__What is asked__.
Leave out every picture, then transcribe the rest of the listing exactly.
☆ ☆ ☆
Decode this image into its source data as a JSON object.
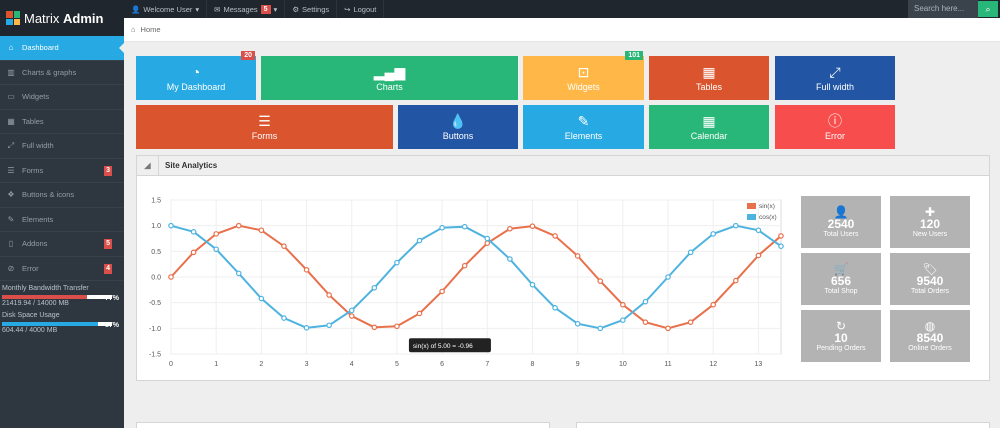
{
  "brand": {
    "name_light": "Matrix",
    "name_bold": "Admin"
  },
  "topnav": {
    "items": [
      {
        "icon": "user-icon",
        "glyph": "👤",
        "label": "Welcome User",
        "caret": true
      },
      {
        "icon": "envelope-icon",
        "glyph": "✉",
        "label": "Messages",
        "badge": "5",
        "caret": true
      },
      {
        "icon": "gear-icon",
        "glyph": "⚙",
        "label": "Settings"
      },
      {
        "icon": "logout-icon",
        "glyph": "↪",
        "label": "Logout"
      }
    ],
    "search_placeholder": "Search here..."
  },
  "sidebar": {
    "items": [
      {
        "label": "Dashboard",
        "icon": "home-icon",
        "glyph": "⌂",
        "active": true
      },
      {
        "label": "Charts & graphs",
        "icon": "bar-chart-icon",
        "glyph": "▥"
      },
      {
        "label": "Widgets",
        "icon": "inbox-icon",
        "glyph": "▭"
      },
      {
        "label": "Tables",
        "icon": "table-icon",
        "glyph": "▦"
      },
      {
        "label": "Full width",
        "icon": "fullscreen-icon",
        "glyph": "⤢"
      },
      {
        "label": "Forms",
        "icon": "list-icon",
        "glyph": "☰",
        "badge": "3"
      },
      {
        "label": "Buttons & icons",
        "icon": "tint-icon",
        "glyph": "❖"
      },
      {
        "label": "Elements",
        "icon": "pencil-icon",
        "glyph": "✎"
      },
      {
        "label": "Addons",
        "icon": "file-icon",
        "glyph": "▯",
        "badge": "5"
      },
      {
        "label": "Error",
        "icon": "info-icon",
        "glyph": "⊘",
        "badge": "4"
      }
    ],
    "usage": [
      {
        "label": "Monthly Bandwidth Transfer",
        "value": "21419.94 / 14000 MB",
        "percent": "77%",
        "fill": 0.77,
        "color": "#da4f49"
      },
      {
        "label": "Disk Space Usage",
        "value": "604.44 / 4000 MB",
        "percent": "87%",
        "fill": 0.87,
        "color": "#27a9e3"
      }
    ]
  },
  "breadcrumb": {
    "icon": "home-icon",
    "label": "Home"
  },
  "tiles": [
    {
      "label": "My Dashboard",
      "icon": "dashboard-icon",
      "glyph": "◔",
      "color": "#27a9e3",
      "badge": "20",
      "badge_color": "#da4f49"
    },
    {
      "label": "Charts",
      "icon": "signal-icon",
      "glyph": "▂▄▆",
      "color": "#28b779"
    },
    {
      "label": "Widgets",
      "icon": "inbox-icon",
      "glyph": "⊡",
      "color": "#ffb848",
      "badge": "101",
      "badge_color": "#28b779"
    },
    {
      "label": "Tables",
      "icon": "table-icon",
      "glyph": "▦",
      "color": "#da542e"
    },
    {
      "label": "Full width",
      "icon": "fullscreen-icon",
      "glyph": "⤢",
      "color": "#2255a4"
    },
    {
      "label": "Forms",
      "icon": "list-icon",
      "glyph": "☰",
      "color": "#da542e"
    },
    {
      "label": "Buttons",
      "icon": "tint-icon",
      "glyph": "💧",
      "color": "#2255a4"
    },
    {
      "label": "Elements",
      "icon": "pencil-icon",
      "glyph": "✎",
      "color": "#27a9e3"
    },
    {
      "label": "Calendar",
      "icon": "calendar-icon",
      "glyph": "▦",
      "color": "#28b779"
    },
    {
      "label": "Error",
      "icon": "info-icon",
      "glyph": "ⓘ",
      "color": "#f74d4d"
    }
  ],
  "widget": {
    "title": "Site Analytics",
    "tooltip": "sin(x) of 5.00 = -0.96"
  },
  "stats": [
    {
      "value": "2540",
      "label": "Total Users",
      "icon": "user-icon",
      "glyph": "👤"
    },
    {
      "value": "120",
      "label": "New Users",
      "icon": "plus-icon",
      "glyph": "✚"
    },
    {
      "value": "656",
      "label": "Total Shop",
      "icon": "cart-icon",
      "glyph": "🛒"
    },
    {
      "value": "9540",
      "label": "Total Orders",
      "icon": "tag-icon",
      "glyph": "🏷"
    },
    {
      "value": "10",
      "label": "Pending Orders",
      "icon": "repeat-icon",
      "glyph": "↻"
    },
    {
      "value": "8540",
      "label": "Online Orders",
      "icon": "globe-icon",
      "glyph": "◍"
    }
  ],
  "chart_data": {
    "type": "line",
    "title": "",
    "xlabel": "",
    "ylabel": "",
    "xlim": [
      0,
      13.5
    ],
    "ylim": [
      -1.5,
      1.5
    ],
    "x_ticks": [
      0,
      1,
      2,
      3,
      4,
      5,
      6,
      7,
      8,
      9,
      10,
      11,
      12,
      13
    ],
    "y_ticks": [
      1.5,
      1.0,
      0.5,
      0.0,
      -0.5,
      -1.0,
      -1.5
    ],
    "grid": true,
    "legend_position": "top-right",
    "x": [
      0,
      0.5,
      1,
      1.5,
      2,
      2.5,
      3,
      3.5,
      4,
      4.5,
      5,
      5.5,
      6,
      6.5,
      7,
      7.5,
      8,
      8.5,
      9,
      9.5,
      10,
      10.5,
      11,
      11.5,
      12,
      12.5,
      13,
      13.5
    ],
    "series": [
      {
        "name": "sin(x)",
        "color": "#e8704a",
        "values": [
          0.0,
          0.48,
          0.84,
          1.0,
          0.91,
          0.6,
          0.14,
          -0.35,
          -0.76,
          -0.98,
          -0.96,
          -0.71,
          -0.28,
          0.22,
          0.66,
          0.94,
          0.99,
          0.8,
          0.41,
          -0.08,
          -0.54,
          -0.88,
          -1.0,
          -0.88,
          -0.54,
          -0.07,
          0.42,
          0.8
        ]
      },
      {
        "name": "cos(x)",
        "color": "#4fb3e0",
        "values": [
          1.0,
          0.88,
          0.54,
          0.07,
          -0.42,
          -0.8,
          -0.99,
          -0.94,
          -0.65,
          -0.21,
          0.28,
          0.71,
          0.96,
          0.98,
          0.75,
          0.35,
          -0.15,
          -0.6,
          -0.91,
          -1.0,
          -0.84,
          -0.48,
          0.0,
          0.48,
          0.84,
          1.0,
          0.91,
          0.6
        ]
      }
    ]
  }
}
☆ ☆ ☆
__Answer to this exercise__.
Decode this image into its source data as a JSON object.
{
  "brand": {
    "name_light": "Matrix",
    "name_bold": "Admin"
  },
  "topnav": {
    "items": [
      {
        "icon": "user-icon",
        "glyph": "👤",
        "label": "Welcome User",
        "caret": true
      },
      {
        "icon": "envelope-icon",
        "glyph": "✉",
        "label": "Messages",
        "badge": "5",
        "caret": true
      },
      {
        "icon": "gear-icon",
        "glyph": "⚙",
        "label": "Settings"
      },
      {
        "icon": "logout-icon",
        "glyph": "↪",
        "label": "Logout"
      }
    ],
    "search_placeholder": "Search here..."
  },
  "sidebar": {
    "items": [
      {
        "label": "Dashboard",
        "icon": "home-icon",
        "glyph": "⌂",
        "active": true
      },
      {
        "label": "Charts & graphs",
        "icon": "bar-chart-icon",
        "glyph": "▥"
      },
      {
        "label": "Widgets",
        "icon": "inbox-icon",
        "glyph": "▭"
      },
      {
        "label": "Tables",
        "icon": "table-icon",
        "glyph": "▦"
      },
      {
        "label": "Full width",
        "icon": "fullscreen-icon",
        "glyph": "⤢"
      },
      {
        "label": "Forms",
        "icon": "list-icon",
        "glyph": "☰",
        "badge": "3"
      },
      {
        "label": "Buttons & icons",
        "icon": "tint-icon",
        "glyph": "❖"
      },
      {
        "label": "Elements",
        "icon": "pencil-icon",
        "glyph": "✎"
      },
      {
        "label": "Addons",
        "icon": "file-icon",
        "glyph": "▯",
        "badge": "5"
      },
      {
        "label": "Error",
        "icon": "info-icon",
        "glyph": "⊘",
        "badge": "4"
      }
    ],
    "usage": [
      {
        "label": "Monthly Bandwidth Transfer",
        "value": "21419.94 / 14000 MB",
        "percent": "77%",
        "fill": 0.77,
        "color": "#da4f49"
      },
      {
        "label": "Disk Space Usage",
        "value": "604.44 / 4000 MB",
        "percent": "87%",
        "fill": 0.87,
        "color": "#27a9e3"
      }
    ]
  },
  "breadcrumb": {
    "icon": "home-icon",
    "label": "Home"
  },
  "tiles": [
    {
      "label": "My Dashboard",
      "icon": "dashboard-icon",
      "glyph": "◔",
      "color": "#27a9e3",
      "badge": "20",
      "badge_color": "#da4f49"
    },
    {
      "label": "Charts",
      "icon": "signal-icon",
      "glyph": "▂▄▆",
      "color": "#28b779"
    },
    {
      "label": "Widgets",
      "icon": "inbox-icon",
      "glyph": "⊡",
      "color": "#ffb848",
      "badge": "101",
      "badge_color": "#28b779"
    },
    {
      "label": "Tables",
      "icon": "table-icon",
      "glyph": "▦",
      "color": "#da542e"
    },
    {
      "label": "Full width",
      "icon": "fullscreen-icon",
      "glyph": "⤢",
      "color": "#2255a4"
    },
    {
      "label": "Forms",
      "icon": "list-icon",
      "glyph": "☰",
      "color": "#da542e"
    },
    {
      "label": "Buttons",
      "icon": "tint-icon",
      "glyph": "💧",
      "color": "#2255a4"
    },
    {
      "label": "Elements",
      "icon": "pencil-icon",
      "glyph": "✎",
      "color": "#27a9e3"
    },
    {
      "label": "Calendar",
      "icon": "calendar-icon",
      "glyph": "▦",
      "color": "#28b779"
    },
    {
      "label": "Error",
      "icon": "info-icon",
      "glyph": "ⓘ",
      "color": "#f74d4d"
    }
  ],
  "widget": {
    "title": "Site Analytics",
    "tooltip": "sin(x) of 5.00 = -0.96"
  },
  "stats": [
    {
      "value": "2540",
      "label": "Total Users",
      "icon": "user-icon",
      "glyph": "👤"
    },
    {
      "value": "120",
      "label": "New Users",
      "icon": "plus-icon",
      "glyph": "✚"
    },
    {
      "value": "656",
      "label": "Total Shop",
      "icon": "cart-icon",
      "glyph": "🛒"
    },
    {
      "value": "9540",
      "label": "Total Orders",
      "icon": "tag-icon",
      "glyph": "🏷"
    },
    {
      "value": "10",
      "label": "Pending Orders",
      "icon": "repeat-icon",
      "glyph": "↻"
    },
    {
      "value": "8540",
      "label": "Online Orders",
      "icon": "globe-icon",
      "glyph": "◍"
    }
  ],
  "chart_data": {
    "type": "line",
    "title": "",
    "xlabel": "",
    "ylabel": "",
    "xlim": [
      0,
      13.5
    ],
    "ylim": [
      -1.5,
      1.5
    ],
    "x_ticks": [
      0,
      1,
      2,
      3,
      4,
      5,
      6,
      7,
      8,
      9,
      10,
      11,
      12,
      13
    ],
    "y_ticks": [
      1.5,
      1.0,
      0.5,
      0.0,
      -0.5,
      -1.0,
      -1.5
    ],
    "grid": true,
    "legend_position": "top-right",
    "x": [
      0,
      0.5,
      1,
      1.5,
      2,
      2.5,
      3,
      3.5,
      4,
      4.5,
      5,
      5.5,
      6,
      6.5,
      7,
      7.5,
      8,
      8.5,
      9,
      9.5,
      10,
      10.5,
      11,
      11.5,
      12,
      12.5,
      13,
      13.5
    ],
    "series": [
      {
        "name": "sin(x)",
        "color": "#e8704a",
        "values": [
          0.0,
          0.48,
          0.84,
          1.0,
          0.91,
          0.6,
          0.14,
          -0.35,
          -0.76,
          -0.98,
          -0.96,
          -0.71,
          -0.28,
          0.22,
          0.66,
          0.94,
          0.99,
          0.8,
          0.41,
          -0.08,
          -0.54,
          -0.88,
          -1.0,
          -0.88,
          -0.54,
          -0.07,
          0.42,
          0.8
        ]
      },
      {
        "name": "cos(x)",
        "color": "#4fb3e0",
        "values": [
          1.0,
          0.88,
          0.54,
          0.07,
          -0.42,
          -0.8,
          -0.99,
          -0.94,
          -0.65,
          -0.21,
          0.28,
          0.71,
          0.96,
          0.98,
          0.75,
          0.35,
          -0.15,
          -0.6,
          -0.91,
          -1.0,
          -0.84,
          -0.48,
          0.0,
          0.48,
          0.84,
          1.0,
          0.91,
          0.6
        ]
      }
    ]
  }
}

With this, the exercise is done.